Task objective: Select every line below containing the word "text".

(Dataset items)
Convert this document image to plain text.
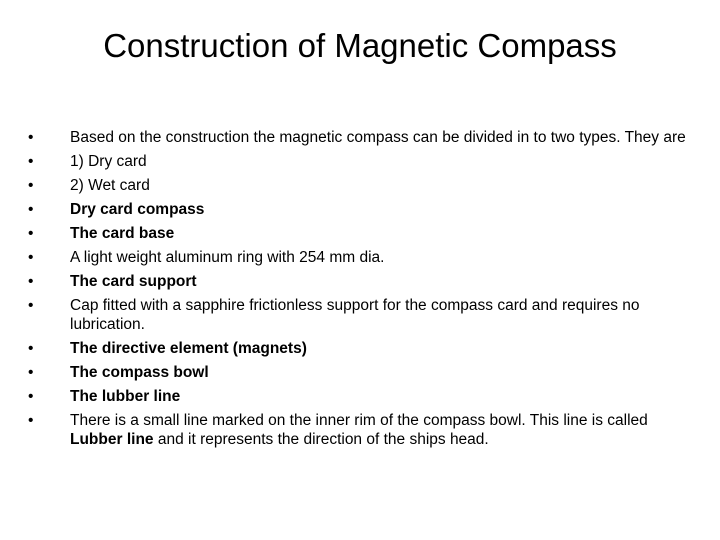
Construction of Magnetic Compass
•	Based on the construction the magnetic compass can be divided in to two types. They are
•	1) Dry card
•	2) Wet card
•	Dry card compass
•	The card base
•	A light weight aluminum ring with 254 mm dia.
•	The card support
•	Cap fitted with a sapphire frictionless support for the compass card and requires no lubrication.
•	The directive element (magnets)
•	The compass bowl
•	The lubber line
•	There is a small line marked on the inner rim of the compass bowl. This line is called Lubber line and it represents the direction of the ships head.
--
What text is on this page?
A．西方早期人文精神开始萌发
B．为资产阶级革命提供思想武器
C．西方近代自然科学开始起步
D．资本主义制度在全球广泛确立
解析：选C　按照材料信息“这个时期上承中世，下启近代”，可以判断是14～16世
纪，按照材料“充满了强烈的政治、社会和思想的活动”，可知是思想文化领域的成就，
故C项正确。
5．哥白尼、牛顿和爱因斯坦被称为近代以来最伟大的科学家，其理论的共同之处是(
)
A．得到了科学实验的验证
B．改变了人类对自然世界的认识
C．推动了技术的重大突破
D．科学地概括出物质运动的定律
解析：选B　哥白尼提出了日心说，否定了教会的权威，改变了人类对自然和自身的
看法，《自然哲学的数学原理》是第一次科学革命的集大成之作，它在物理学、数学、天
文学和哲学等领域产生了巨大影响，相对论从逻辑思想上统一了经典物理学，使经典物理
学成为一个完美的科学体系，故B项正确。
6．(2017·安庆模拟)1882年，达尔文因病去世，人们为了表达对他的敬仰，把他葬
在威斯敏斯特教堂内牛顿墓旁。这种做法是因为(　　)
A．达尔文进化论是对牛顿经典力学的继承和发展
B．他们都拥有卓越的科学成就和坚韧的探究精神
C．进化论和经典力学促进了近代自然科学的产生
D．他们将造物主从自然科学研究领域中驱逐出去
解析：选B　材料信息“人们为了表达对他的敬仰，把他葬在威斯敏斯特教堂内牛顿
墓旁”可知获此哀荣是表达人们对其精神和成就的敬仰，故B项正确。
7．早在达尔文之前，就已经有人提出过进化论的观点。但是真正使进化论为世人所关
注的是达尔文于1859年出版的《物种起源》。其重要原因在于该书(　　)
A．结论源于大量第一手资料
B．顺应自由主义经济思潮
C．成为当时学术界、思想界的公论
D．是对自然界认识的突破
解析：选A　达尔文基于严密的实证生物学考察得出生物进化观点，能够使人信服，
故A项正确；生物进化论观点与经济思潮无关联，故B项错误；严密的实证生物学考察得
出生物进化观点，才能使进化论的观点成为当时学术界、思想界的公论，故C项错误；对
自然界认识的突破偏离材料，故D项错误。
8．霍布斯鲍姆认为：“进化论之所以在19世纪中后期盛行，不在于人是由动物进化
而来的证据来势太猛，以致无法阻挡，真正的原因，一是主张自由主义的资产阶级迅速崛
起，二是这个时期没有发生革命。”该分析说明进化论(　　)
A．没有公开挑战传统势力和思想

Written answer:
Convert this document image to plain text.
What text is on this page?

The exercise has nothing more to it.